Material supplied:
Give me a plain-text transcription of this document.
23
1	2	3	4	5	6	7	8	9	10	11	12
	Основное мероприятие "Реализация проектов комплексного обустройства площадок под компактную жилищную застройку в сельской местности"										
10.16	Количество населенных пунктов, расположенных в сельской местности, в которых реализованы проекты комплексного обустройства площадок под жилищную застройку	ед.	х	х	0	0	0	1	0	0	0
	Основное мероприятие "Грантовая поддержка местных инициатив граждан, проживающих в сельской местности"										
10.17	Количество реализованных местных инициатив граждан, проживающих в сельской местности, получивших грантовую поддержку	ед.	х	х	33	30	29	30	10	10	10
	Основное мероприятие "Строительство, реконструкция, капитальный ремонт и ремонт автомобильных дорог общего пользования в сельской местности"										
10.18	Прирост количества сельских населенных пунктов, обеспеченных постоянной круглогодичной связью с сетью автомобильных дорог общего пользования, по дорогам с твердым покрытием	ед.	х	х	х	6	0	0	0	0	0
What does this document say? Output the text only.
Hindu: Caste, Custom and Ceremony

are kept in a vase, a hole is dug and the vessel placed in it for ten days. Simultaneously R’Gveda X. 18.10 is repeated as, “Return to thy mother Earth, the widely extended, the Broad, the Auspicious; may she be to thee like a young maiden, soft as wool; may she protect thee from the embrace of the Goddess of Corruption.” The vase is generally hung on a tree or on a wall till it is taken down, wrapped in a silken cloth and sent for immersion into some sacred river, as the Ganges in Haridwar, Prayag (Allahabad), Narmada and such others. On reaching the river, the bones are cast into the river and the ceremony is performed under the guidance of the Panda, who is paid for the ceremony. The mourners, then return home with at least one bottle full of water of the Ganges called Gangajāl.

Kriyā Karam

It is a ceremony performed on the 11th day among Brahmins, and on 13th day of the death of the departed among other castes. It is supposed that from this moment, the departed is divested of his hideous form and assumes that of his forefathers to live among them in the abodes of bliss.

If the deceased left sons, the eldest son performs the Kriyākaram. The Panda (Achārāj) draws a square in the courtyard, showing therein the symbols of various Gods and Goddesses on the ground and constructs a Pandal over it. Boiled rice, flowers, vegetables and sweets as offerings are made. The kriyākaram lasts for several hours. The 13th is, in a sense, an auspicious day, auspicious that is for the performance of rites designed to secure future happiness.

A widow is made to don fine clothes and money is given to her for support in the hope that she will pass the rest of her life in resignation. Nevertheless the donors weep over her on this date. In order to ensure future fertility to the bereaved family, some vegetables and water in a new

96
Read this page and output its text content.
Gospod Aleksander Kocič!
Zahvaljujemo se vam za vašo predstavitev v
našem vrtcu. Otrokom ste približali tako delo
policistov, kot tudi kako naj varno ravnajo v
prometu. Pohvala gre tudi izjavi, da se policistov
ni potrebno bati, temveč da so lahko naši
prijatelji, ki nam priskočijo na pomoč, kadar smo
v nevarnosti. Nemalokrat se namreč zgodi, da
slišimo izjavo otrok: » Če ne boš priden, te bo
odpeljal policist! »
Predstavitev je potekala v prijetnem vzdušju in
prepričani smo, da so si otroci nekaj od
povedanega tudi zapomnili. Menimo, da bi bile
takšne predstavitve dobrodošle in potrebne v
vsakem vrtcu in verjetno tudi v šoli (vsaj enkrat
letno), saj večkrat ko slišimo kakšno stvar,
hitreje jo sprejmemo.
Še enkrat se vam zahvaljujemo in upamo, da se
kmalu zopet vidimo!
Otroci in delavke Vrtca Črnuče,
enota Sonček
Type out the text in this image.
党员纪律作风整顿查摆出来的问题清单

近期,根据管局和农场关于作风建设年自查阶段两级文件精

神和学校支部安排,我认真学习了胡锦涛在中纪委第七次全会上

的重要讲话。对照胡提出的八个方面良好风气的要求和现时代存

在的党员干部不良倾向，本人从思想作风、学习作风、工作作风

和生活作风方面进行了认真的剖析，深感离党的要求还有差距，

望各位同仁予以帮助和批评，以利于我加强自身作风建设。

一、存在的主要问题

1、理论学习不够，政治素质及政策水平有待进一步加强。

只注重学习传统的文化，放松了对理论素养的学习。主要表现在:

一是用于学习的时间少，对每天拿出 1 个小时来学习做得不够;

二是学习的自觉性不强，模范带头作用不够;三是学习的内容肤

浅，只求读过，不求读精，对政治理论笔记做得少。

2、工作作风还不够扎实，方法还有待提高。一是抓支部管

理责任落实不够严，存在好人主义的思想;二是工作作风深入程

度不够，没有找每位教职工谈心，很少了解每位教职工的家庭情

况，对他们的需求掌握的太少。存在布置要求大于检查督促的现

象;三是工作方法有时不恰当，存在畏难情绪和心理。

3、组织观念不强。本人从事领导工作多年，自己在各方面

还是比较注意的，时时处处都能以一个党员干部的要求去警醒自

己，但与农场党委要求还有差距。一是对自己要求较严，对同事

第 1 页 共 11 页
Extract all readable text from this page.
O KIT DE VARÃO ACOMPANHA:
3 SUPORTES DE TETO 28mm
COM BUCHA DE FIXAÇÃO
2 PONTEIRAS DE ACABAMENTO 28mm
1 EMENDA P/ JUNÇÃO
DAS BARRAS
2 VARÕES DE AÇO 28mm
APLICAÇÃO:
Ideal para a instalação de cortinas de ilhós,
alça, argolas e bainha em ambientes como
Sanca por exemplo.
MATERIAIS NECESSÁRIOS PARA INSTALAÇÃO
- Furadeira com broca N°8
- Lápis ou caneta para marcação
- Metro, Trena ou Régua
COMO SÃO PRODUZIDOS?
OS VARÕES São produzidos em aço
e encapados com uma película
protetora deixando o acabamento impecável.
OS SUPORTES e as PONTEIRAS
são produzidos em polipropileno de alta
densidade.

What is being asked: Sift the material for lines with the string "PONTEIRAS". Copy each one found.

Solution to the exercise:
2 PONTEIRAS DE ACABAMENTO 28mm
OS SUPORTES e as PONTEIRAS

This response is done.